Problem details: Return the listing below word for word, from its first line up to and including the line that contains "215, 1167, 229]".

Extracted material:
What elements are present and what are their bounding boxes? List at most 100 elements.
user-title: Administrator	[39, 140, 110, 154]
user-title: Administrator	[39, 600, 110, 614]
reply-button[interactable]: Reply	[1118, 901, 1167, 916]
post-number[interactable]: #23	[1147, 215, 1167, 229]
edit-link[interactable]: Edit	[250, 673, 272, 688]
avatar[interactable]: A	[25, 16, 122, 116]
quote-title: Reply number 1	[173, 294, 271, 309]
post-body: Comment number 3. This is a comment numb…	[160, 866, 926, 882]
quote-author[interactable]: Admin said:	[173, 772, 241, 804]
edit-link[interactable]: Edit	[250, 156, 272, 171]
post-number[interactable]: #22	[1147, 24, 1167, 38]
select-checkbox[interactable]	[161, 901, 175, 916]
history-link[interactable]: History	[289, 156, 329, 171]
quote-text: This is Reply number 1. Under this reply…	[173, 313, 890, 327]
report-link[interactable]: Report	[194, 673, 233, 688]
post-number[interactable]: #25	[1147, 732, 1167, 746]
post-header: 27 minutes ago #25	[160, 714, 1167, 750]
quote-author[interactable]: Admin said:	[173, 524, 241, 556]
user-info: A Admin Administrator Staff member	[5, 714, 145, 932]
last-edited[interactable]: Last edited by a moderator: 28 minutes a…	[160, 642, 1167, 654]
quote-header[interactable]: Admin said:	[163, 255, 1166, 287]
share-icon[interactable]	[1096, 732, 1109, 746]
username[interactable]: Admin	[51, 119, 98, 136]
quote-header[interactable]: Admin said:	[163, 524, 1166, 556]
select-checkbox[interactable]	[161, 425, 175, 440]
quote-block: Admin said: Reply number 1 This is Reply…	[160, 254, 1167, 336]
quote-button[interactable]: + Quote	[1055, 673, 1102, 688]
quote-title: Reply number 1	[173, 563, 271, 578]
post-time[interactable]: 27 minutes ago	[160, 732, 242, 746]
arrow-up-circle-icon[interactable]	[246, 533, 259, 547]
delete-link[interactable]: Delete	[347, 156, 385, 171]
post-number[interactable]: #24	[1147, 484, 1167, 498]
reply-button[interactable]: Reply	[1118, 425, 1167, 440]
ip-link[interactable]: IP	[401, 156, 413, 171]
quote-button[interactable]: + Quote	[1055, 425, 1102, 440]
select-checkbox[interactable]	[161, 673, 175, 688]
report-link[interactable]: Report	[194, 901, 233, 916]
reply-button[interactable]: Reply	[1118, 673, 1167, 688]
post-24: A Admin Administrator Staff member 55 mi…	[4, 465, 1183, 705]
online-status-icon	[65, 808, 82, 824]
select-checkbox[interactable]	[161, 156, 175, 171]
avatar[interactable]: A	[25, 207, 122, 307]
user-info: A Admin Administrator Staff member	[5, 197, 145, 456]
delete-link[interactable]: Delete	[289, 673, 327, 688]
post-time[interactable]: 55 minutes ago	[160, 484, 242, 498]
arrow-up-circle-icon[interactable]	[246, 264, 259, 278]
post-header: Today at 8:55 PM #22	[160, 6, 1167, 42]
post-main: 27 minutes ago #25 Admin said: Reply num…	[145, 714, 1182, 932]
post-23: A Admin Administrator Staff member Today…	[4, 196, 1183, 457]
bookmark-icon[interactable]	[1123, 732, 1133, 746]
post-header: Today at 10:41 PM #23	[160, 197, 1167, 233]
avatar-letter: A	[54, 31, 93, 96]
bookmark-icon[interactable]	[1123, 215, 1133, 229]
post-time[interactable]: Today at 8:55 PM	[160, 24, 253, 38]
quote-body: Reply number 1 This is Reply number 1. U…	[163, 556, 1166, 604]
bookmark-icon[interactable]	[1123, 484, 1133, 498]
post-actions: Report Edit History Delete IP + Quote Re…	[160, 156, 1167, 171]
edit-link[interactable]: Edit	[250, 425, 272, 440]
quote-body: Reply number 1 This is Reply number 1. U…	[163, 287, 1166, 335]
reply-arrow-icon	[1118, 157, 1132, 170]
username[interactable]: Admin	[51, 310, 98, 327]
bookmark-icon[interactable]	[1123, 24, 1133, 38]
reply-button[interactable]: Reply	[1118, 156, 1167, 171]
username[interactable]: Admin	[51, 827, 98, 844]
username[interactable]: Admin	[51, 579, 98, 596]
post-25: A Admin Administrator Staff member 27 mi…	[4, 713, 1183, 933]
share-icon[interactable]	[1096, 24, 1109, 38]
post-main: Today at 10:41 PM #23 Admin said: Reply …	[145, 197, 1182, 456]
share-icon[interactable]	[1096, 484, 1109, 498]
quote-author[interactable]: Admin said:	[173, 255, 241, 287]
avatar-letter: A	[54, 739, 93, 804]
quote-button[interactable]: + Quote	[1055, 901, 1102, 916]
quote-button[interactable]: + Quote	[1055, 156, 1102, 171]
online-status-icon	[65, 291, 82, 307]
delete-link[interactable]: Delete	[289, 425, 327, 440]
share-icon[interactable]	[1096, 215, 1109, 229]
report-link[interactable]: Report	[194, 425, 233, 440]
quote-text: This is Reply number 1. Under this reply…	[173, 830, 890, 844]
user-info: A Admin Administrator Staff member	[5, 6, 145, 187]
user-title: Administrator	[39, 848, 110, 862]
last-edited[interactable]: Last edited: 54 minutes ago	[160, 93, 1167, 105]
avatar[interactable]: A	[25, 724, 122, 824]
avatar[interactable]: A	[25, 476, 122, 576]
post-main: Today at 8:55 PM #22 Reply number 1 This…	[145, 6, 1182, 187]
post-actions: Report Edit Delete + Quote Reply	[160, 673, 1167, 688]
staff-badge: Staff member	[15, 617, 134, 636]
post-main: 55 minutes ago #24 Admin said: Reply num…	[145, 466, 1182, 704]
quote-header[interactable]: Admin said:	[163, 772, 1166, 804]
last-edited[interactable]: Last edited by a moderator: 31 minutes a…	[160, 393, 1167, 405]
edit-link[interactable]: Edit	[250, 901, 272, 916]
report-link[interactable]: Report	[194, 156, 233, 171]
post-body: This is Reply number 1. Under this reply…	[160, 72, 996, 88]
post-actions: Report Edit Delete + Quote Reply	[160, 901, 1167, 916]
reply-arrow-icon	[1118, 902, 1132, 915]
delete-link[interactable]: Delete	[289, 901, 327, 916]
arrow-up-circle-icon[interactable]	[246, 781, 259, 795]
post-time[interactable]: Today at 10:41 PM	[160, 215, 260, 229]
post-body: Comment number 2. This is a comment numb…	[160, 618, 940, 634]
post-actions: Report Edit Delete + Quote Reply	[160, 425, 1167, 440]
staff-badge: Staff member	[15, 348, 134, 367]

Complete response:
What elements are present and what are their bounding boxes? List at most 100 elements.
user-title: Administrator	[39, 140, 110, 154]
user-title: Administrator	[39, 600, 110, 614]
reply-button[interactable]: Reply	[1118, 901, 1167, 916]
post-number[interactable]: #23	[1147, 215, 1167, 229]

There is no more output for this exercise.